TASK DESCRIPTION: Answer with one number: how many lines hold "PTFE".

SUPPLIED INFORMATION:

▬▬▬▬▬▬

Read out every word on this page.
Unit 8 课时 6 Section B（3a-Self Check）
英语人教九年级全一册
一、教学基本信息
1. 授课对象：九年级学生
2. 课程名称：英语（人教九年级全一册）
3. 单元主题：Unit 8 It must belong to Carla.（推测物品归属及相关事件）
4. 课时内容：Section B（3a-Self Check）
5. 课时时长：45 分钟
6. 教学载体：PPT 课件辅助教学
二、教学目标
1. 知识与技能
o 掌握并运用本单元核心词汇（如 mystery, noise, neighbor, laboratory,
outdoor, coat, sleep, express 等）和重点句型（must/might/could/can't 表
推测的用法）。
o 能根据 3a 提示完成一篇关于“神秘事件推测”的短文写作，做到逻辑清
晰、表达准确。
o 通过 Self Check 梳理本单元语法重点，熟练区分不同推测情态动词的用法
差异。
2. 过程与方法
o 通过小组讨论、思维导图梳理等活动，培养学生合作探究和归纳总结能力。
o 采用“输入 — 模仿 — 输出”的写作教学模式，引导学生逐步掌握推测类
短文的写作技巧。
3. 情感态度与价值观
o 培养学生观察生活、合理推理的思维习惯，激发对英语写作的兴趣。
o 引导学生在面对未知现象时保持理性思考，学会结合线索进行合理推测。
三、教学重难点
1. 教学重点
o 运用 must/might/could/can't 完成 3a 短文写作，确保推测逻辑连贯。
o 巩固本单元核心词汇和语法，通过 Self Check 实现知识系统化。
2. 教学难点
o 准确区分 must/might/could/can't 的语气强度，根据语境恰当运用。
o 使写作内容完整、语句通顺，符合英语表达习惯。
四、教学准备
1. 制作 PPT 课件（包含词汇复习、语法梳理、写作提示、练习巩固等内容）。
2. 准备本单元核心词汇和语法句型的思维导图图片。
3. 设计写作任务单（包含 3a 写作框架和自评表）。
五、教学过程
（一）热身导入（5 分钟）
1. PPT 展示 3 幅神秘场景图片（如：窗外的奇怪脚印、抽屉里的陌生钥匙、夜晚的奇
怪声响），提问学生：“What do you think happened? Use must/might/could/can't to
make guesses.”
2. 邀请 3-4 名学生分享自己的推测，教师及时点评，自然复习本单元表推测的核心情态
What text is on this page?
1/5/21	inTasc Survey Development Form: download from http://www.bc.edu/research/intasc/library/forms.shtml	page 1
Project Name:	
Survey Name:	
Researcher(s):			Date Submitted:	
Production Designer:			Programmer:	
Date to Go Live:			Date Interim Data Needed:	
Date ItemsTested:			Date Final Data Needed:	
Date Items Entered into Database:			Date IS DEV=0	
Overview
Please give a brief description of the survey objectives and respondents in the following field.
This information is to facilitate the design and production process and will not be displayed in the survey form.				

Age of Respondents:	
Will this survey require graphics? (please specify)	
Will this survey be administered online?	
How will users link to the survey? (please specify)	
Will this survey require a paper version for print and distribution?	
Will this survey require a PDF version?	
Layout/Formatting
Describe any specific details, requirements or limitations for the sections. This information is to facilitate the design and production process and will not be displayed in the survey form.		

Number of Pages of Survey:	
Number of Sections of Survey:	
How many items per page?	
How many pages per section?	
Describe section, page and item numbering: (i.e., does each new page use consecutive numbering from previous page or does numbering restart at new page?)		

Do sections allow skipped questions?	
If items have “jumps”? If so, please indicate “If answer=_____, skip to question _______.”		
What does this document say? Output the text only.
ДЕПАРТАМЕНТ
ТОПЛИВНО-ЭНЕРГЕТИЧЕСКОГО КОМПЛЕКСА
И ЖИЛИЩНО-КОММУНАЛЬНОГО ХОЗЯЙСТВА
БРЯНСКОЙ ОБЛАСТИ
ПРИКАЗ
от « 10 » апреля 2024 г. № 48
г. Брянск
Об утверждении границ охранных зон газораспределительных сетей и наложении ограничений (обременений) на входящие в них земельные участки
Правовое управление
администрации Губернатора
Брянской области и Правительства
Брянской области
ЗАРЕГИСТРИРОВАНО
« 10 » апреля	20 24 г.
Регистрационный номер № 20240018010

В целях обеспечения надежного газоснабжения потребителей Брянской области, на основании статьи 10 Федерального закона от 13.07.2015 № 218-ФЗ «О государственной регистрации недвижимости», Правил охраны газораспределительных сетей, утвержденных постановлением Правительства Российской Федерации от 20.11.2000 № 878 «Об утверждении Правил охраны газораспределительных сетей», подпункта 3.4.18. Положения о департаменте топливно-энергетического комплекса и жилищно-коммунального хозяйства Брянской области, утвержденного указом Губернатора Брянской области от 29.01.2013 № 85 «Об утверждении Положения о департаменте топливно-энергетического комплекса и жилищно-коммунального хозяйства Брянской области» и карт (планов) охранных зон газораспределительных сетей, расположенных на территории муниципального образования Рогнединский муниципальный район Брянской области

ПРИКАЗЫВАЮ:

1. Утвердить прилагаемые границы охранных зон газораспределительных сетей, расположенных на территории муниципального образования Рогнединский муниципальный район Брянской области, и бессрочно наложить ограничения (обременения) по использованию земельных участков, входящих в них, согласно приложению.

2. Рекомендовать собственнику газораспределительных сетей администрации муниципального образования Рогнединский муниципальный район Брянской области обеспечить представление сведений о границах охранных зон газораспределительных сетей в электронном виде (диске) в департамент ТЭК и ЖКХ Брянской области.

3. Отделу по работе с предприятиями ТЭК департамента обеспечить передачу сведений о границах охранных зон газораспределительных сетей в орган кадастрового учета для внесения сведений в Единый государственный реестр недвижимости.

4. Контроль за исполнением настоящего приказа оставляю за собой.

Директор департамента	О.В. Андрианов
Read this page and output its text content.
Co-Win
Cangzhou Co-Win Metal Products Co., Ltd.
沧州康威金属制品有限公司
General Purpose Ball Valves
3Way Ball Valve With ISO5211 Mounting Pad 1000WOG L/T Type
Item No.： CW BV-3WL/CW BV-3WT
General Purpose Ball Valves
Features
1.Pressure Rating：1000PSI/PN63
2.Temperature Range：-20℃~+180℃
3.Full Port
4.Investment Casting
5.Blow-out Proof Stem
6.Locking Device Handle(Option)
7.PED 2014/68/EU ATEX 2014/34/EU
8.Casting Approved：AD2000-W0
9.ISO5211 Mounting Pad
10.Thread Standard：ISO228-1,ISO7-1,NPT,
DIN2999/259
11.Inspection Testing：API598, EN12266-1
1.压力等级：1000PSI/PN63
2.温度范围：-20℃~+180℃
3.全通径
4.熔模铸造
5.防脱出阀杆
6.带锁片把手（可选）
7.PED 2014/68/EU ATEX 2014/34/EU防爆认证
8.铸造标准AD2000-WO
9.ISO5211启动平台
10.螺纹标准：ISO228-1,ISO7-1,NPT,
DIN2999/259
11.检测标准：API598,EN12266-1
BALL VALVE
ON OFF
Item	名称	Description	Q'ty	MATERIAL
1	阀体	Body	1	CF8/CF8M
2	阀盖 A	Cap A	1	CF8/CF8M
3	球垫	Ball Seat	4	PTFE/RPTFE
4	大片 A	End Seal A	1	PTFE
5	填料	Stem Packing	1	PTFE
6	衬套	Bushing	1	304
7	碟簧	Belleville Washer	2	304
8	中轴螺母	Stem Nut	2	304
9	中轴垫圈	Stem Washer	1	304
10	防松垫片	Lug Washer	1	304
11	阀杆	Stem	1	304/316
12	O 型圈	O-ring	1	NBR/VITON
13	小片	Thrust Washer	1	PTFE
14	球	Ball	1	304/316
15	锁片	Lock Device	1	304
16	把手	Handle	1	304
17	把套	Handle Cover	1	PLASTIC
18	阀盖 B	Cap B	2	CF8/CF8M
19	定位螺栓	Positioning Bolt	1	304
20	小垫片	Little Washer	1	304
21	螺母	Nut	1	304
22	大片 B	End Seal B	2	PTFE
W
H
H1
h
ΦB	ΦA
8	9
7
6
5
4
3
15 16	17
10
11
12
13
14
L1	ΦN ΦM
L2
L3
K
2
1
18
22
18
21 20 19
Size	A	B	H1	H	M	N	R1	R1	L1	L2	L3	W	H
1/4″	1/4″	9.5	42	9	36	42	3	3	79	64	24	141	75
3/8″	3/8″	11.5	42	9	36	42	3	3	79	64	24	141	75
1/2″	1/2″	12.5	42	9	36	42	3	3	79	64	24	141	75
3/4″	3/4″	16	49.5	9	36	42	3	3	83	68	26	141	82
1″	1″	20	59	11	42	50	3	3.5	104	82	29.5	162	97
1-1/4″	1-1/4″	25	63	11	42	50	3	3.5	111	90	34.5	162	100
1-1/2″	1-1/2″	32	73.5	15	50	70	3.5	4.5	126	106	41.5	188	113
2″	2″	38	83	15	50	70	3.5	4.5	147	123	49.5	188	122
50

▬▬▬▬▬▬

EXERCISE RESPONSE: 5